-- Start of Material for the task --
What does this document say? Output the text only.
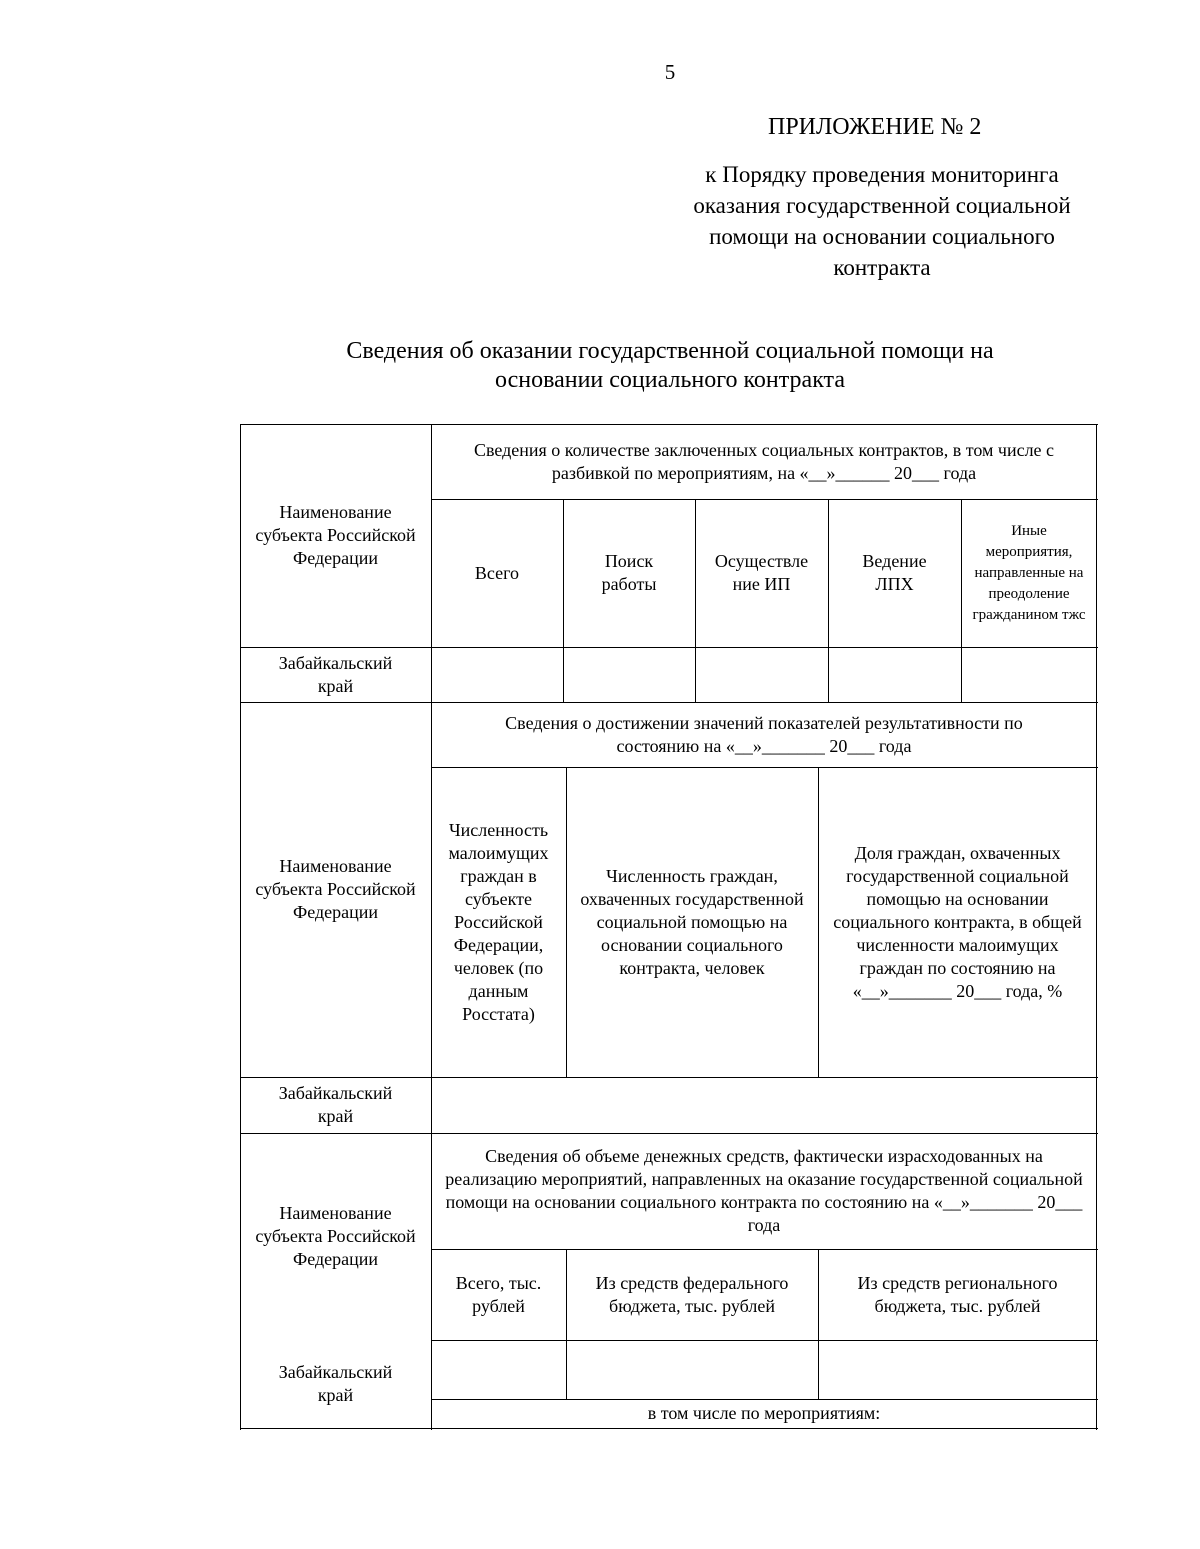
5
ПРИЛОЖЕНИЕ № 2
к Порядку проведения мониторинга оказания государственной социальной помощи на основании социального контракта
Сведения об оказании государственной социальной помощи на основании социального контракта
Наименование субъекта Российской Федерации
Сведения о количестве заключенных социальных контрактов, в том числе с разбивкой по мероприятиям, на «__»______ 20___ года
Всего
Поиск работы
Осуществле ние ИП
Ведение ЛПХ
Иные мероприятия, направленные на преодоление гражданином тжс
Забайкальский край
Наименование субъекта Российской Федерации
Сведения о достижении значений показателей результативности по состоянию на «__»_______ 20___ года
Численность малоимущих граждан в субъекте Российской Федерации, человек (по данным Росстата)
Численность граждан, охваченных государственной социальной помощью на основании социального контракта, человек
Доля граждан, охваченных государственной социальной помощью на основании социального контракта, в общей численности малоимущих граждан по состоянию на «__»_______ 20___ года, %
Забайкальский край
Наименование субъекта Российской Федерации
Сведения об объеме денежных средств, фактически израсходованных на реализацию мероприятий, направленных на оказание государственной социальной помощи на основании социального контракта по состоянию на «__»_______ 20___ года
Всего, тыс. рублей
Из средств федерального бюджета, тыс. рублей
Из средств регионального бюджета, тыс. рублей
Забайкальский край
в том числе по мероприятиям:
-- End of Material for the task --
> Required work
Copy every record character for character. Skip the pictures.

> Reply
What does this document say? Output the text only.
5
ПРИЛОЖЕНИЕ № 2
к Порядку проведения мониторинга оказания государственной социальной помощи на основании социального контракта
Сведения об оказании государственной социальной помощи на основании социального контракта
Наименование субъекта Российской Федерации
Сведения о количестве заключенных социальных контрактов, в том числе с разбивкой по мероприятиям, на «__»______ 20___ года
Всего
Поиск работы
Осуществле ние ИП
Ведение ЛПХ
Иные мероприятия, направленные на преодоление гражданином тжс
Забайкальский край
Наименование субъекта Российской Федерации
Сведения о достижении значений показателей результативности по состоянию на «__»_______ 20___ года
Численность малоимущих граждан в субъекте Российской Федерации, человек (по данным Росстата)
Численность граждан, охваченных государственной социальной помощью на основании социального контракта, человек
Доля граждан, охваченных государственной социальной помощью на основании социального контракта, в общей численности малоимущих граждан по состоянию на «__»_______ 20___ года, %
Забайкальский край
Наименование субъекта Российской Федерации
Сведения об объеме денежных средств, фактически израсходованных на реализацию мероприятий, направленных на оказание государственной социальной помощи на основании социального контракта по состоянию на «__»_______ 20___ года
Всего, тыс. рублей
Из средств федерального бюджета, тыс. рублей
Из средств регионального бюджета, тыс. рублей
Забайкальский край
в том числе по мероприятиям:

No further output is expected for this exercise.